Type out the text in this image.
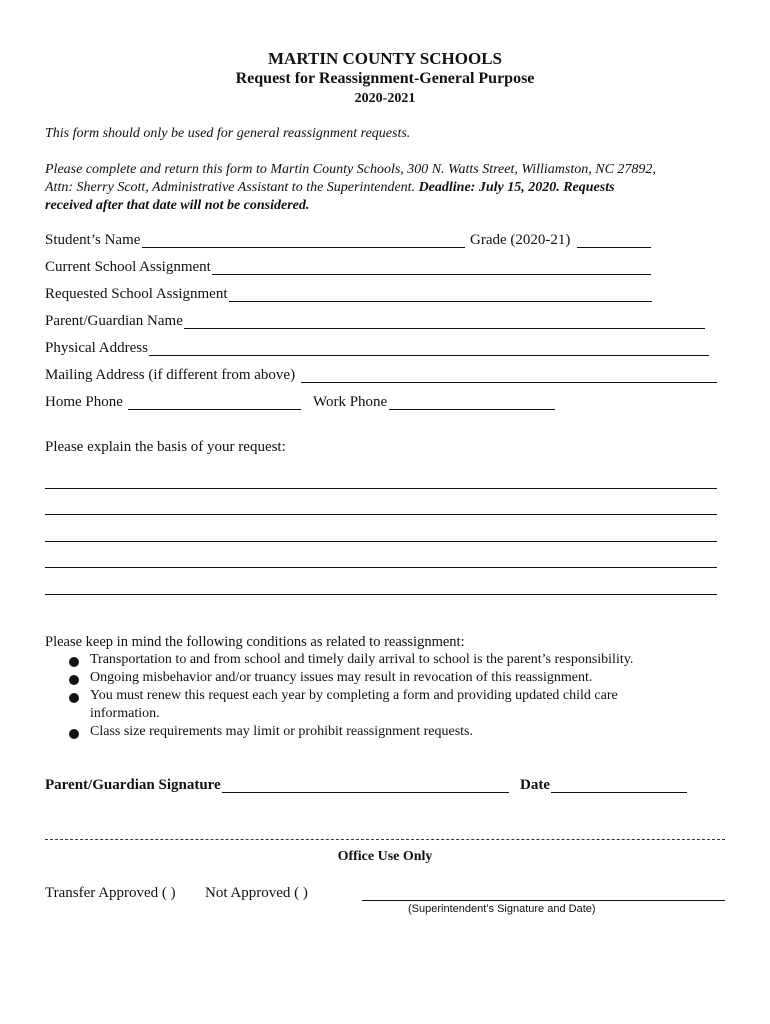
MARTIN COUNTY SCHOOLS
Request for Reassignment-General Purpose
2020-2021
This form should only be used for general reassignment requests.
Please complete and return this form to Martin County Schools, 300 N. Watts Street, Williamston, NC 27892,
Attn: Sherry Scott, Administrative Assistant to the Superintendent. Deadline: July 15, 2020. Requests
received after that date will not be considered.
Student’s Name	Grade (2020-21)
Current School Assignment
Requested School Assignment
Parent/Guardian Name
Physical Address
Mailing Address (if different from above)
Home Phone	Work Phone
Please explain the basis of your request:
Please keep in mind the following conditions as related to reassignment:
Transportation to and from school and timely daily arrival to school is the parent’s responsibility.
Ongoing misbehavior and/or truancy issues may result in revocation of this reassignment.
You must renew this request each year by completing a form and providing updated child care
information.
Class size requirements may limit or prohibit reassignment requests.
Parent/Guardian Signature	Date
Office Use Only
Transfer Approved ( ) Not Approved ( )
(Superintendent’s Signature and Date)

※

* _What the task requires_:
Restate the data above word for word. Skip every picture.

* _The response_:
Type out the text in this image.
MARTIN COUNTY SCHOOLS
Request for Reassignment-General Purpose
2020-2021
This form should only be used for general reassignment requests.
Please complete and return this form to Martin County Schools, 300 N. Watts Street, Williamston, NC 27892,
Attn: Sherry Scott, Administrative Assistant to the Superintendent. Deadline: July 15, 2020. Requests
received after that date will not be considered.
Student’s Name	Grade (2020-21)
Current School Assignment
Requested School Assignment
Parent/Guardian Name
Physical Address
Mailing Address (if different from above)
Home Phone	Work Phone
Please explain the basis of your request:
Please keep in mind the following conditions as related to reassignment:
Transportation to and from school and timely daily arrival to school is the parent’s responsibility.
Ongoing misbehavior and/or truancy issues may result in revocation of this reassignment.
You must renew this request each year by completing a form and providing updated child care
information.
Class size requirements may limit or prohibit reassignment requests.
Parent/Guardian Signature	Date
Office Use Only
Transfer Approved ( ) Not Approved ( )
(Superintendent’s Signature and Date)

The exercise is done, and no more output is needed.